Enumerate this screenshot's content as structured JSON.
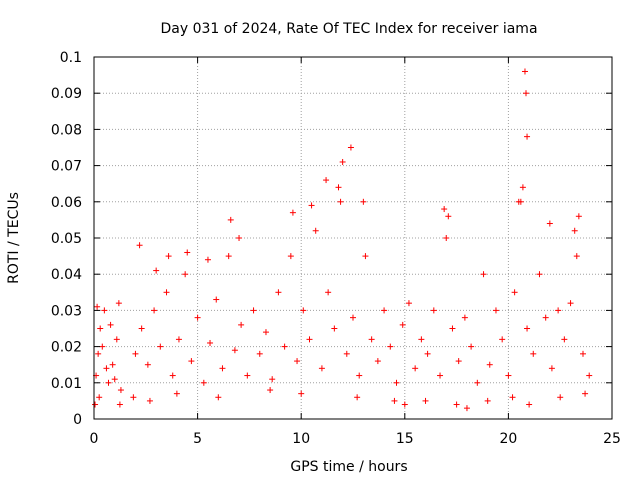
{
  "chart_data": {
    "type": "scatter",
    "title": "Day 031 of 2024, Rate Of TEC Index for receiver iama",
    "xlabel": "GPS time / hours",
    "ylabel": "ROTI / TECUs",
    "xlim": [
      0,
      25
    ],
    "ylim": [
      0,
      0.1
    ],
    "x_ticks": [
      0,
      5,
      10,
      15,
      20,
      25
    ],
    "x_tick_labels": [
      "0",
      "5",
      "10",
      "15",
      "20",
      "25"
    ],
    "y_ticks": [
      0,
      0.01,
      0.02,
      0.03,
      0.04,
      0.05,
      0.06,
      0.07,
      0.08,
      0.09,
      0.1
    ],
    "y_tick_labels": [
      "0",
      "0.01",
      "0.02",
      "0.03",
      "0.04",
      "0.05",
      "0.06",
      "0.07",
      "0.08",
      "0.09",
      "0.1"
    ],
    "grid": true,
    "marker": "+",
    "marker_color": "#ff0000",
    "series": [
      {
        "x": [
          0.1,
          0.2,
          0.3,
          0.5,
          0.7,
          0.9,
          1.1,
          1.3,
          0.15,
          0.4,
          0.6,
          0.8,
          1.0,
          1.2,
          2.0,
          2.3,
          2.6,
          2.9,
          3.2,
          3.5,
          3.8,
          4.1,
          4.4,
          4.7,
          5.0,
          5.3,
          5.6,
          5.9,
          6.2,
          6.5,
          6.8,
          7.1,
          7.4,
          7.7,
          8.0,
          8.3,
          8.6,
          8.9,
          9.2,
          9.5,
          9.8,
          10.1,
          10.4,
          10.7,
          11.0,
          11.3,
          11.6,
          11.9,
          12.2,
          12.5,
          12.8,
          13.1,
          13.4,
          13.7,
          14.0,
          14.3,
          14.6,
          14.9,
          15.2,
          15.5,
          15.8,
          16.1,
          16.4,
          16.7,
          17.0,
          17.3,
          17.6,
          17.9,
          18.2,
          18.5,
          18.8,
          19.1,
          19.4,
          19.7,
          20.0,
          20.3,
          20.6,
          20.9,
          21.2,
          21.5,
          21.8,
          22.1,
          22.4,
          22.7,
          23.0,
          23.3,
          23.6,
          23.9,
          2.2,
          3.0,
          3.6,
          4.5,
          5.5,
          6.6,
          7.0,
          9.6,
          10.5,
          11.2,
          11.8,
          12.0,
          12.4,
          13.0,
          16.9,
          17.1,
          20.5,
          20.7,
          20.8,
          20.85,
          20.9,
          22.0,
          23.2,
          23.4,
          0.05,
          0.25,
          1.25,
          1.9,
          2.7,
          4.0,
          6.0,
          8.5,
          10.0,
          12.7,
          14.5,
          15.0,
          16.0,
          17.5,
          18.0,
          19.0,
          20.2,
          21.0,
          22.5,
          23.7
        ],
        "y": [
          0.012,
          0.018,
          0.025,
          0.03,
          0.01,
          0.015,
          0.022,
          0.008,
          0.031,
          0.02,
          0.014,
          0.026,
          0.011,
          0.032,
          0.018,
          0.025,
          0.015,
          0.03,
          0.02,
          0.035,
          0.012,
          0.022,
          0.04,
          0.016,
          0.028,
          0.01,
          0.021,
          0.033,
          0.014,
          0.045,
          0.019,
          0.026,
          0.012,
          0.03,
          0.018,
          0.024,
          0.011,
          0.035,
          0.02,
          0.045,
          0.016,
          0.03,
          0.022,
          0.052,
          0.014,
          0.035,
          0.025,
          0.06,
          0.018,
          0.028,
          0.012,
          0.045,
          0.022,
          0.016,
          0.03,
          0.02,
          0.01,
          0.026,
          0.032,
          0.014,
          0.022,
          0.018,
          0.03,
          0.012,
          0.05,
          0.025,
          0.016,
          0.028,
          0.02,
          0.01,
          0.04,
          0.015,
          0.03,
          0.022,
          0.012,
          0.035,
          0.06,
          0.025,
          0.018,
          0.04,
          0.028,
          0.014,
          0.03,
          0.022,
          0.032,
          0.045,
          0.018,
          0.012,
          0.048,
          0.041,
          0.045,
          0.046,
          0.044,
          0.055,
          0.05,
          0.057,
          0.059,
          0.066,
          0.064,
          0.071,
          0.075,
          0.06,
          0.058,
          0.056,
          0.06,
          0.064,
          0.096,
          0.09,
          0.078,
          0.054,
          0.052,
          0.056,
          0.004,
          0.006,
          0.004,
          0.006,
          0.005,
          0.007,
          0.006,
          0.008,
          0.007,
          0.006,
          0.005,
          0.004,
          0.005,
          0.004,
          0.003,
          0.005,
          0.006,
          0.004,
          0.006,
          0.007
        ]
      }
    ]
  }
}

### Exercise
Transcribe every line in the entries above, taking out only the images.

### Output for this exercise
Enumerate this screenshot's content as structured JSON.
{
  "chart_data": {
    "type": "scatter",
    "title": "Day 031 of 2024, Rate Of TEC Index for receiver iama",
    "xlabel": "GPS time / hours",
    "ylabel": "ROTI / TECUs",
    "xlim": [
      0,
      25
    ],
    "ylim": [
      0,
      0.1
    ],
    "x_ticks": [
      0,
      5,
      10,
      15,
      20,
      25
    ],
    "x_tick_labels": [
      "0",
      "5",
      "10",
      "15",
      "20",
      "25"
    ],
    "y_ticks": [
      0,
      0.01,
      0.02,
      0.03,
      0.04,
      0.05,
      0.06,
      0.07,
      0.08,
      0.09,
      0.1
    ],
    "y_tick_labels": [
      "0",
      "0.01",
      "0.02",
      "0.03",
      "0.04",
      "0.05",
      "0.06",
      "0.07",
      "0.08",
      "0.09",
      "0.1"
    ],
    "grid": true,
    "marker": "+",
    "marker_color": "#ff0000",
    "series": [
      {
        "x": [
          0.1,
          0.2,
          0.3,
          0.5,
          0.7,
          0.9,
          1.1,
          1.3,
          0.15,
          0.4,
          0.6,
          0.8,
          1.0,
          1.2,
          2.0,
          2.3,
          2.6,
          2.9,
          3.2,
          3.5,
          3.8,
          4.1,
          4.4,
          4.7,
          5.0,
          5.3,
          5.6,
          5.9,
          6.2,
          6.5,
          6.8,
          7.1,
          7.4,
          7.7,
          8.0,
          8.3,
          8.6,
          8.9,
          9.2,
          9.5,
          9.8,
          10.1,
          10.4,
          10.7,
          11.0,
          11.3,
          11.6,
          11.9,
          12.2,
          12.5,
          12.8,
          13.1,
          13.4,
          13.7,
          14.0,
          14.3,
          14.6,
          14.9,
          15.2,
          15.5,
          15.8,
          16.1,
          16.4,
          16.7,
          17.0,
          17.3,
          17.6,
          17.9,
          18.2,
          18.5,
          18.8,
          19.1,
          19.4,
          19.7,
          20.0,
          20.3,
          20.6,
          20.9,
          21.2,
          21.5,
          21.8,
          22.1,
          22.4,
          22.7,
          23.0,
          23.3,
          23.6,
          23.9,
          2.2,
          3.0,
          3.6,
          4.5,
          5.5,
          6.6,
          7.0,
          9.6,
          10.5,
          11.2,
          11.8,
          12.0,
          12.4,
          13.0,
          16.9,
          17.1,
          20.5,
          20.7,
          20.8,
          20.85,
          20.9,
          22.0,
          23.2,
          23.4,
          0.05,
          0.25,
          1.25,
          1.9,
          2.7,
          4.0,
          6.0,
          8.5,
          10.0,
          12.7,
          14.5,
          15.0,
          16.0,
          17.5,
          18.0,
          19.0,
          20.2,
          21.0,
          22.5,
          23.7
        ],
        "y": [
          0.012,
          0.018,
          0.025,
          0.03,
          0.01,
          0.015,
          0.022,
          0.008,
          0.031,
          0.02,
          0.014,
          0.026,
          0.011,
          0.032,
          0.018,
          0.025,
          0.015,
          0.03,
          0.02,
          0.035,
          0.012,
          0.022,
          0.04,
          0.016,
          0.028,
          0.01,
          0.021,
          0.033,
          0.014,
          0.045,
          0.019,
          0.026,
          0.012,
          0.03,
          0.018,
          0.024,
          0.011,
          0.035,
          0.02,
          0.045,
          0.016,
          0.03,
          0.022,
          0.052,
          0.014,
          0.035,
          0.025,
          0.06,
          0.018,
          0.028,
          0.012,
          0.045,
          0.022,
          0.016,
          0.03,
          0.02,
          0.01,
          0.026,
          0.032,
          0.014,
          0.022,
          0.018,
          0.03,
          0.012,
          0.05,
          0.025,
          0.016,
          0.028,
          0.02,
          0.01,
          0.04,
          0.015,
          0.03,
          0.022,
          0.012,
          0.035,
          0.06,
          0.025,
          0.018,
          0.04,
          0.028,
          0.014,
          0.03,
          0.022,
          0.032,
          0.045,
          0.018,
          0.012,
          0.048,
          0.041,
          0.045,
          0.046,
          0.044,
          0.055,
          0.05,
          0.057,
          0.059,
          0.066,
          0.064,
          0.071,
          0.075,
          0.06,
          0.058,
          0.056,
          0.06,
          0.064,
          0.096,
          0.09,
          0.078,
          0.054,
          0.052,
          0.056,
          0.004,
          0.006,
          0.004,
          0.006,
          0.005,
          0.007,
          0.006,
          0.008,
          0.007,
          0.006,
          0.005,
          0.004,
          0.005,
          0.004,
          0.003,
          0.005,
          0.006,
          0.004,
          0.006,
          0.007
        ]
      }
    ]
  }
}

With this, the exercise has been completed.